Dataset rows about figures
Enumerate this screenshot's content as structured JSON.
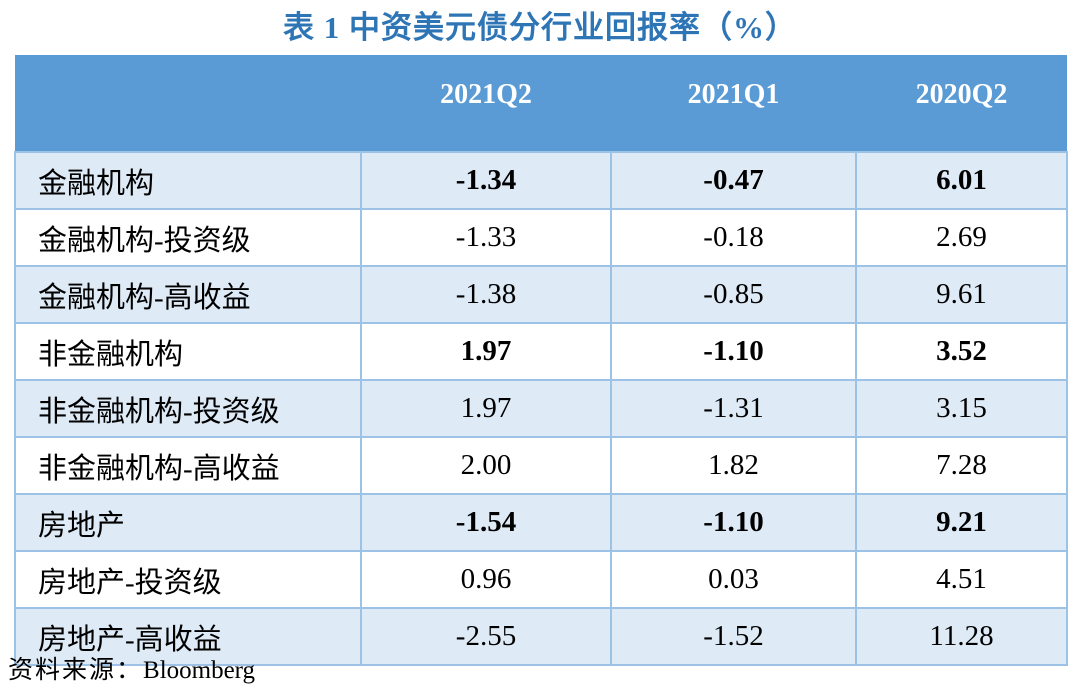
{
  "title": "表 1 中资美元债分行业回报率（%）",
  "source": {
    "label": "资料来源：",
    "value": "Bloomberg"
  },
  "table": {
    "columns": [
      "",
      "2021Q2",
      "2021Q1",
      "2020Q2"
    ],
    "rows": [
      {
        "label": "金融机构",
        "values": [
          "-1.34",
          "-0.47",
          "6.01"
        ],
        "bold": true
      },
      {
        "label": "金融机构-投资级",
        "values": [
          "-1.33",
          "-0.18",
          "2.69"
        ],
        "bold": false
      },
      {
        "label": "金融机构-高收益",
        "values": [
          "-1.38",
          "-0.85",
          "9.61"
        ],
        "bold": false
      },
      {
        "label": "非金融机构",
        "values": [
          "1.97",
          "-1.10",
          "3.52"
        ],
        "bold": true
      },
      {
        "label": "非金融机构-投资级",
        "values": [
          "1.97",
          "-1.31",
          "3.15"
        ],
        "bold": false
      },
      {
        "label": "非金融机构-高收益",
        "values": [
          "2.00",
          "1.82",
          "7.28"
        ],
        "bold": false
      },
      {
        "label": "房地产",
        "values": [
          "-1.54",
          "-1.10",
          "9.21"
        ],
        "bold": true
      },
      {
        "label": "房地产-投资级",
        "values": [
          "0.96",
          "0.03",
          "4.51"
        ],
        "bold": false
      },
      {
        "label": "房地产-高收益",
        "values": [
          "-2.55",
          "-1.52",
          "11.28"
        ],
        "bold": false
      }
    ]
  },
  "colors": {
    "header_bg": "#5B9BD5",
    "band_bg": "#DEEAF6",
    "border": "#9CC2E5",
    "title": "#2E75B6",
    "header_text": "#FFFFFF",
    "body_text": "#000000"
  }
}
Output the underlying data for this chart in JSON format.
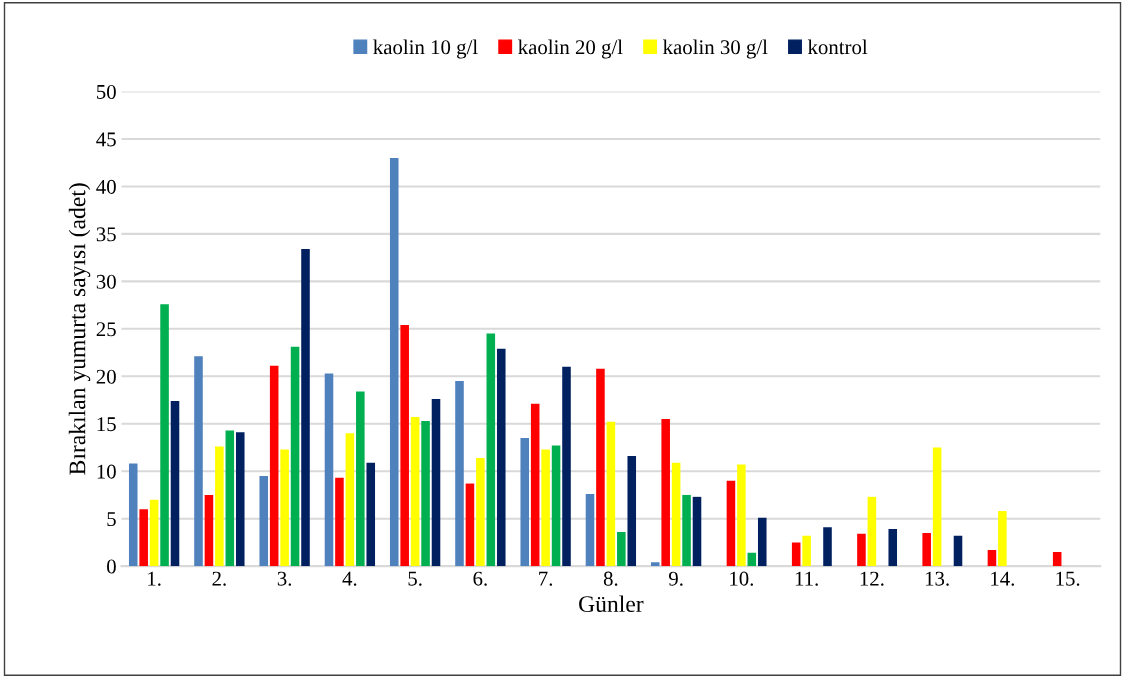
{
  "chart_data": {
    "type": "bar",
    "xlabel": "Günler",
    "ylabel": "Bırakılan yumurta sayısı (adet)",
    "categories": [
      "1.",
      "2.",
      "3.",
      "4.",
      "5.",
      "6.",
      "7.",
      "8.",
      "9.",
      "10.",
      "11.",
      "12.",
      "13.",
      "14.",
      "15."
    ],
    "series": [
      {
        "name": "kaolin 10 g/l",
        "color": "#4f81bd",
        "values": [
          10.8,
          22.1,
          9.5,
          20.3,
          43,
          19.5,
          13.5,
          7.6,
          0.4,
          0,
          0,
          0,
          0,
          0,
          0
        ]
      },
      {
        "name": "kaolin 20 g/l",
        "color": "#ff0000",
        "values": [
          6,
          7.5,
          21.1,
          9.3,
          25.4,
          8.7,
          17.1,
          20.8,
          15.5,
          9,
          2.5,
          3.4,
          3.5,
          1.7,
          1.5
        ]
      },
      {
        "name": "kaolin 30 g/l",
        "color": "#ffff00",
        "values": [
          7,
          12.6,
          12.3,
          14,
          15.7,
          11.4,
          12.3,
          15.2,
          10.9,
          10.7,
          3.2,
          7.3,
          12.5,
          5.8,
          0
        ]
      },
      {
        "color": "#00b050",
        "values": [
          27.6,
          14.3,
          23.1,
          18.4,
          15.3,
          24.5,
          12.7,
          3.6,
          7.5,
          1.4,
          0,
          0,
          0,
          0,
          0
        ]
      },
      {
        "name": "kontrol",
        "color": "#002060",
        "values": [
          17.4,
          14.1,
          33.4,
          10.9,
          17.6,
          22.9,
          21,
          11.6,
          7.3,
          5.1,
          4.1,
          3.9,
          3.2,
          0,
          0
        ]
      }
    ],
    "ylim": [
      0,
      50
    ],
    "yticks": [
      0,
      5,
      10,
      15,
      20,
      25,
      30,
      35,
      40,
      45,
      50
    ],
    "grid": "y",
    "legend": "top"
  }
}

Exercise instructions ▸ Retype verbatim only the lines beginning with the line that contains "Output the underlying" and ending with the last line of the listing above; pictures are to be excluded.

Task output ▸
Output the underlying data for this chart in JSON format.
{
  "chart_data": {
    "type": "bar",
    "xlabel": "Günler",
    "ylabel": "Bırakılan yumurta sayısı (adet)",
    "categories": [
      "1.",
      "2.",
      "3.",
      "4.",
      "5.",
      "6.",
      "7.",
      "8.",
      "9.",
      "10.",
      "11.",
      "12.",
      "13.",
      "14.",
      "15."
    ],
    "series": [
      {
        "name": "kaolin 10 g/l",
        "color": "#4f81bd",
        "values": [
          10.8,
          22.1,
          9.5,
          20.3,
          43,
          19.5,
          13.5,
          7.6,
          0.4,
          0,
          0,
          0,
          0,
          0,
          0
        ]
      },
      {
        "name": "kaolin 20 g/l",
        "color": "#ff0000",
        "values": [
          6,
          7.5,
          21.1,
          9.3,
          25.4,
          8.7,
          17.1,
          20.8,
          15.5,
          9,
          2.5,
          3.4,
          3.5,
          1.7,
          1.5
        ]
      },
      {
        "name": "kaolin 30 g/l",
        "color": "#ffff00",
        "values": [
          7,
          12.6,
          12.3,
          14,
          15.7,
          11.4,
          12.3,
          15.2,
          10.9,
          10.7,
          3.2,
          7.3,
          12.5,
          5.8,
          0
        ]
      },
      {
        "color": "#00b050",
        "values": [
          27.6,
          14.3,
          23.1,
          18.4,
          15.3,
          24.5,
          12.7,
          3.6,
          7.5,
          1.4,
          0,
          0,
          0,
          0,
          0
        ]
      },
      {
        "name": "kontrol",
        "color": "#002060",
        "values": [
          17.4,
          14.1,
          33.4,
          10.9,
          17.6,
          22.9,
          21,
          11.6,
          7.3,
          5.1,
          4.1,
          3.9,
          3.2,
          0,
          0
        ]
      }
    ],
    "ylim": [
      0,
      50
    ],
    "yticks": [
      0,
      5,
      10,
      15,
      20,
      25,
      30,
      35,
      40,
      45,
      50
    ],
    "grid": "y",
    "legend": "top"
  }
}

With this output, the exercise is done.